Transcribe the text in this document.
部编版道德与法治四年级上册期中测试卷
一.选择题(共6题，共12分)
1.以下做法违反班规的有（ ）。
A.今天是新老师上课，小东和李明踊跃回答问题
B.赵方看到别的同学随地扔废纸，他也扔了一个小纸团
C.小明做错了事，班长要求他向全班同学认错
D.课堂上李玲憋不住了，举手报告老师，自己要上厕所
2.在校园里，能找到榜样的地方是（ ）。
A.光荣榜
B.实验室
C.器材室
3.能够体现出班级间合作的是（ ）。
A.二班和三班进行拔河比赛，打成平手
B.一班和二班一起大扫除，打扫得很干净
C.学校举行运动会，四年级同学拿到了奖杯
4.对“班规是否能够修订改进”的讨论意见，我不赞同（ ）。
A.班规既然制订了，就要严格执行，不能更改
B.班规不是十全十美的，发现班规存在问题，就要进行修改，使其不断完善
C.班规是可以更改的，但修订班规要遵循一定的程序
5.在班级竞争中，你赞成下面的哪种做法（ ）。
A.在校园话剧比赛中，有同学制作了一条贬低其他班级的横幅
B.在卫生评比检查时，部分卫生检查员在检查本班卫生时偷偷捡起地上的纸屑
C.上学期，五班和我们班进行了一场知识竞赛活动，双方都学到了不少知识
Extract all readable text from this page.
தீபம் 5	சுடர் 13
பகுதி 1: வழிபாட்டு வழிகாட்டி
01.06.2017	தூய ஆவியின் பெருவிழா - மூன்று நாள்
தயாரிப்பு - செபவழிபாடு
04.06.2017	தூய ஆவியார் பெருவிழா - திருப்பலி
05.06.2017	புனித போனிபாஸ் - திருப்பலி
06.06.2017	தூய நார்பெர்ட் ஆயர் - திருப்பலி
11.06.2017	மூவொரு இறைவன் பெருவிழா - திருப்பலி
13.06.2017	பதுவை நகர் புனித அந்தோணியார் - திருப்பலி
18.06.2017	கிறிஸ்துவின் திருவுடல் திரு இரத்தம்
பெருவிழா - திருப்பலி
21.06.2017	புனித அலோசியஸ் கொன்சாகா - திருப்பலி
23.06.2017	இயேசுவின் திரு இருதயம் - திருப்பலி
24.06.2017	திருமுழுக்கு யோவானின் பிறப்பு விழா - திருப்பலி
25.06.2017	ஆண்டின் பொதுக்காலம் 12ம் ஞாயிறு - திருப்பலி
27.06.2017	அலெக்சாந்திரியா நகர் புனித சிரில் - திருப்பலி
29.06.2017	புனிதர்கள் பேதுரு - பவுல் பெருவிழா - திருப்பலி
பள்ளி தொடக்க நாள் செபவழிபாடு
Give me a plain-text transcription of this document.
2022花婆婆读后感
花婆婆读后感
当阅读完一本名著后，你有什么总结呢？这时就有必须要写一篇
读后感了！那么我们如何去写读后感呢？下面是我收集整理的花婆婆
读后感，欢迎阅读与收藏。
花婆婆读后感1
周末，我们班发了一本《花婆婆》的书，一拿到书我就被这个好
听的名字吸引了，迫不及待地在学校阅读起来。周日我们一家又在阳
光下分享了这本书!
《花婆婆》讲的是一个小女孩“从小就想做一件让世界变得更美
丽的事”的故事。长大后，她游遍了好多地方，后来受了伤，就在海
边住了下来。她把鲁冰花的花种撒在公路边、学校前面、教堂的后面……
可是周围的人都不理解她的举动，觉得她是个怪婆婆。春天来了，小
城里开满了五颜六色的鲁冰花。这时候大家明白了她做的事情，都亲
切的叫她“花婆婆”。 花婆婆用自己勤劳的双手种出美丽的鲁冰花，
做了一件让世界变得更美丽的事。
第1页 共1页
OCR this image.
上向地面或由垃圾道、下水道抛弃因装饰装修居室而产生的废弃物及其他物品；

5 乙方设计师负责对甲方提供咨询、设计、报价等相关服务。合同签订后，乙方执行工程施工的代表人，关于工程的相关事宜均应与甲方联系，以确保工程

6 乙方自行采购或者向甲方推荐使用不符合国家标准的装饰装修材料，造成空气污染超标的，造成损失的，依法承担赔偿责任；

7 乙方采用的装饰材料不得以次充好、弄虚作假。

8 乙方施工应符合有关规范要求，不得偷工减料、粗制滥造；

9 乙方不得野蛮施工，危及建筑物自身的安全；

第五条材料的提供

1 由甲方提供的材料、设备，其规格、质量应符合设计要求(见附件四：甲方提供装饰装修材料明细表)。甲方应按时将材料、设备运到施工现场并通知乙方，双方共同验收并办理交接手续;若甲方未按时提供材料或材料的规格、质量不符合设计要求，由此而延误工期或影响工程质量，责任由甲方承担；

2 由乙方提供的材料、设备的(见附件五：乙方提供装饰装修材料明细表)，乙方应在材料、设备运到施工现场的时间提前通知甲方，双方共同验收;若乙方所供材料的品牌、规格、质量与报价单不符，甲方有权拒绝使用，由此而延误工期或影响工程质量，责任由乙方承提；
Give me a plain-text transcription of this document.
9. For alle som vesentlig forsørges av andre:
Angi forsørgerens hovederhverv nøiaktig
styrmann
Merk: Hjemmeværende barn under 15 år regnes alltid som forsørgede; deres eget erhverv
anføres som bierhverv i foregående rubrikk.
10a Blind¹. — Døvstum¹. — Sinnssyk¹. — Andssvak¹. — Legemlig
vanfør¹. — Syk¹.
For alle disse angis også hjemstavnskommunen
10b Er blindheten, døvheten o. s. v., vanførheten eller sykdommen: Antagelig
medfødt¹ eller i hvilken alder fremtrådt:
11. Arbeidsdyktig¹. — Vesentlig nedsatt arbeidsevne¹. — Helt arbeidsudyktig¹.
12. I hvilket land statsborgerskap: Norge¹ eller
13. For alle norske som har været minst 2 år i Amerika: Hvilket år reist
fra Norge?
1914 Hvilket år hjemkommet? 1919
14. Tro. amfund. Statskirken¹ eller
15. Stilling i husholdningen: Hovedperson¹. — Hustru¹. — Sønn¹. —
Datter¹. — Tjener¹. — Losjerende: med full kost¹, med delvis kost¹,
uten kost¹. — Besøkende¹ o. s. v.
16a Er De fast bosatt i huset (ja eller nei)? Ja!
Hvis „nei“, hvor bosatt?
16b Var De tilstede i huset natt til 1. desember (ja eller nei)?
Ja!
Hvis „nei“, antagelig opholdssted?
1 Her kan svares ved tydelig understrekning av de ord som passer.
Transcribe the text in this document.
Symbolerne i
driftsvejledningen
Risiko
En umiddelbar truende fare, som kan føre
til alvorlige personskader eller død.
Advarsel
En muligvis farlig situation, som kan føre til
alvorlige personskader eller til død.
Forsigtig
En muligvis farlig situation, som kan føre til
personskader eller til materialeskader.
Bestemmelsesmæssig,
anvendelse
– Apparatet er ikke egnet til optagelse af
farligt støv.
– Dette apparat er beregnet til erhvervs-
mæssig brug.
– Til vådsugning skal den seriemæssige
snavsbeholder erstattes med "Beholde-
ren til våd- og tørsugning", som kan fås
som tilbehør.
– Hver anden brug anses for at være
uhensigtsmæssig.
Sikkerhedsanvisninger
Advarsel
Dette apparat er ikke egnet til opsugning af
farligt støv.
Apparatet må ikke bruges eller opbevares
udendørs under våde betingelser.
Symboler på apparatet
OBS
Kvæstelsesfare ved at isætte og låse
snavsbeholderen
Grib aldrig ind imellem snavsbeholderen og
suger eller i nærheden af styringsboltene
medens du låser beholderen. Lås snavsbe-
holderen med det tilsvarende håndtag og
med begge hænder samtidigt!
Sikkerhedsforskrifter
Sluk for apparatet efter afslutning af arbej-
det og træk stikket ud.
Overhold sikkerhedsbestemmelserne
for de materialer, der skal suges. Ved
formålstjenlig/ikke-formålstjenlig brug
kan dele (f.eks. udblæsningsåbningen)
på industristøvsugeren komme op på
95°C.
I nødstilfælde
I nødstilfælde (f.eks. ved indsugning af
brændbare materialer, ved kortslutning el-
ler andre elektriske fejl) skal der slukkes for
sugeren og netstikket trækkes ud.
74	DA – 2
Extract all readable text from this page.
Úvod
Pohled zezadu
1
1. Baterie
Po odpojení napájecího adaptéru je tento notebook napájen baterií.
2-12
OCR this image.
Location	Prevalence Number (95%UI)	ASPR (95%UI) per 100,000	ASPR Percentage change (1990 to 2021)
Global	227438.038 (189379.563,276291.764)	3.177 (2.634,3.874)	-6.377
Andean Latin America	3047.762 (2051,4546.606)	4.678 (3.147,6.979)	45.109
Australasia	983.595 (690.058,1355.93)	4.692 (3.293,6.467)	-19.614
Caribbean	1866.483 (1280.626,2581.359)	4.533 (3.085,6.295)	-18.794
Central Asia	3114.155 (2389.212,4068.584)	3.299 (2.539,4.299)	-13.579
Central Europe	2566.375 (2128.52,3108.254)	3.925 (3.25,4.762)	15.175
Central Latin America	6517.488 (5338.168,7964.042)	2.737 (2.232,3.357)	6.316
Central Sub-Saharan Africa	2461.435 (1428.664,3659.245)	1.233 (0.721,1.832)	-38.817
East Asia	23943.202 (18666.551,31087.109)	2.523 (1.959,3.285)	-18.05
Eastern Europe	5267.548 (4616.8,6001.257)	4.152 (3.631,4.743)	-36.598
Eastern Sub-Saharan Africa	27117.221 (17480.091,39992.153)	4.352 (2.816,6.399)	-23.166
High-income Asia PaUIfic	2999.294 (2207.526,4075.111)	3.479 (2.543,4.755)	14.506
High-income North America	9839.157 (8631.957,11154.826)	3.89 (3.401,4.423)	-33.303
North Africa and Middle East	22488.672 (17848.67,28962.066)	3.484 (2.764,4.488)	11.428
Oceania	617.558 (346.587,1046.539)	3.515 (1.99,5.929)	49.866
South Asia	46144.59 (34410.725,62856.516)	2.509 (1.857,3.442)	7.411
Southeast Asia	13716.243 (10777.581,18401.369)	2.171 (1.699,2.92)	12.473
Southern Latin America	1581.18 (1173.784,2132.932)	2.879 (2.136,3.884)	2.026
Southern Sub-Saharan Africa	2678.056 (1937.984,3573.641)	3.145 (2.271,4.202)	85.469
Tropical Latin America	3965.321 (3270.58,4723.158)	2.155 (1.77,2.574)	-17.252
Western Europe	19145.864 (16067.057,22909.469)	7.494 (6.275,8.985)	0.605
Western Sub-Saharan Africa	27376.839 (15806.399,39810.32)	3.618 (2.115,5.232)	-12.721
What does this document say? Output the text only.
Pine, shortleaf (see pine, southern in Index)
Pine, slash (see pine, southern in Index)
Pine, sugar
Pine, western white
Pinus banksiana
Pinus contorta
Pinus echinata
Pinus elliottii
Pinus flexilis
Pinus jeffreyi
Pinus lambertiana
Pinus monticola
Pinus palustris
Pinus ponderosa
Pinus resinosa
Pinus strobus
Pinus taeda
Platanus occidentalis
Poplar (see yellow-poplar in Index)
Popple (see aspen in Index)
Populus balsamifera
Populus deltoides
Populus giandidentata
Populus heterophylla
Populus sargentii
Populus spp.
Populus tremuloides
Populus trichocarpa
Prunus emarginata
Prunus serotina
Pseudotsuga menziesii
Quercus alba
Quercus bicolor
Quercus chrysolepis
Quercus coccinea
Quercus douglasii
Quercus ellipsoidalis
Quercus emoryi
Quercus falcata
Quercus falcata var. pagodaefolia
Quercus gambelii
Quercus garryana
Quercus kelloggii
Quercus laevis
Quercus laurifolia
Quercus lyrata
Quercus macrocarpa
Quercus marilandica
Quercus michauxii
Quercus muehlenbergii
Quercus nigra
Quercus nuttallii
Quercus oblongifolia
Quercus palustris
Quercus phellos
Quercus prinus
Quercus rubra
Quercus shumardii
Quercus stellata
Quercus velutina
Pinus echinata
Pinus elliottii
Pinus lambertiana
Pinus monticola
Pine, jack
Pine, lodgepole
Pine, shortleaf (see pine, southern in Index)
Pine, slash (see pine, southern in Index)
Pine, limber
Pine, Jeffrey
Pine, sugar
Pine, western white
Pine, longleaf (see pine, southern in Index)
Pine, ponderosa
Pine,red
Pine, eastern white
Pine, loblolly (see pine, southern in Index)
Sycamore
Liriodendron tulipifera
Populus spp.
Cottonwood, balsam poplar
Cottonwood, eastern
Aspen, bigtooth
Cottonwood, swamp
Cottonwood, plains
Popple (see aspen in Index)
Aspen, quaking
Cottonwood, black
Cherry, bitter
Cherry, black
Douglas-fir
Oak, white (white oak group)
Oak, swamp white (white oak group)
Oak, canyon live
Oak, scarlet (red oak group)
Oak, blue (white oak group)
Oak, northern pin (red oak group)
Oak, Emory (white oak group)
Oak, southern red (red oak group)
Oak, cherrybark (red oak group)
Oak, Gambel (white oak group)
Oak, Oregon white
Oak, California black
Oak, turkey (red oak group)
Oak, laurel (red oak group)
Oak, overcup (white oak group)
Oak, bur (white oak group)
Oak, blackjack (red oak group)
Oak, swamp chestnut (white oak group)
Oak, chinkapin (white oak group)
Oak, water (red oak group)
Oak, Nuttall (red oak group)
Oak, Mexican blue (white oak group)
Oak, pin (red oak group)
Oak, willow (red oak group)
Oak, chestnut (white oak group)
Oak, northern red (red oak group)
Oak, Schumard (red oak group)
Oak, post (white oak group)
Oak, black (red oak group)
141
+--
YOUR GOAL
Track down the lines that include the word "Central" and copy them.

OUTPUT FOR THIS TASK
Central Asia	3114.155 (2389.212,4068.584)	3.299 (2.539,4.299)	-13.579
Central Europe	2566.375 (2128.52,3108.254)	3.925 (3.25,4.762)	15.175
Central Latin America	6517.488 (5338.168,7964.042)	2.737 (2.232,3.357)	6.316
Central Sub-Saharan Africa	2461.435 (1428.664,3659.245)	1.233 (0.721,1.832)	-38.817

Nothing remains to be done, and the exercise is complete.